Print every entry, word for word, and skip the images.

Stored records:
= = = =

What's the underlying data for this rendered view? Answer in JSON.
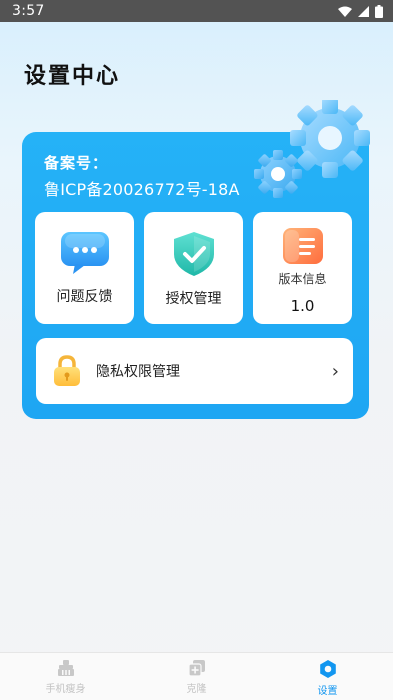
{
  "status_bar": {
    "time": "3:57",
    "icons": [
      "wifi-icon",
      "signal-icon",
      "battery-icon"
    ]
  },
  "page": {
    "title": "设置中心"
  },
  "card": {
    "icp_label": "备案号：",
    "icp_number": "鲁ICP备20026772号-18A",
    "tiles": [
      {
        "label": "问题反馈",
        "icon": "chat-bubble-icon"
      },
      {
        "label": "授权管理",
        "icon": "shield-check-icon"
      },
      {
        "label": "版本信息",
        "value": "1.0",
        "icon": "document-icon"
      }
    ],
    "privacy": {
      "label": "隐私权限管理",
      "icon": "lock-icon"
    }
  },
  "nav": {
    "items": [
      {
        "label": "手机瘦身",
        "icon": "broom-icon",
        "active": false
      },
      {
        "label": "克隆",
        "icon": "clone-icon",
        "active": false
      },
      {
        "label": "设置",
        "icon": "settings-icon",
        "active": true
      }
    ]
  },
  "colors": {
    "accent": "#1ea6f3",
    "nav_active": "#1296f0",
    "nav_inactive": "#c3c3c3",
    "status_bar": "#535353"
  }
}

= = = =

Answer:
What's the underlying data for this rendered view? Answer in JSON.
{
  "status_bar": {
    "time": "3:57",
    "icons": [
      "wifi-icon",
      "signal-icon",
      "battery-icon"
    ]
  },
  "page": {
    "title": "设置中心"
  },
  "card": {
    "icp_label": "备案号：",
    "icp_number": "鲁ICP备20026772号-18A",
    "tiles": [
      {
        "label": "问题反馈",
        "icon": "chat-bubble-icon"
      },
      {
        "label": "授权管理",
        "icon": "shield-check-icon"
      },
      {
        "label": "版本信息",
        "value": "1.0",
        "icon": "document-icon"
      }
    ],
    "privacy": {
      "label": "隐私权限管理",
      "icon": "lock-icon"
    }
  },
  "nav": {
    "items": [
      {
        "label": "手机瘦身",
        "icon": "broom-icon",
        "active": false
      },
      {
        "label": "克隆",
        "icon": "clone-icon",
        "active": false
      },
      {
        "label": "设置",
        "icon": "settings-icon",
        "active": true
      }
    ]
  },
  "colors": {
    "accent": "#1ea6f3",
    "nav_active": "#1296f0",
    "nav_inactive": "#c3c3c3",
    "status_bar": "#535353"
  }
}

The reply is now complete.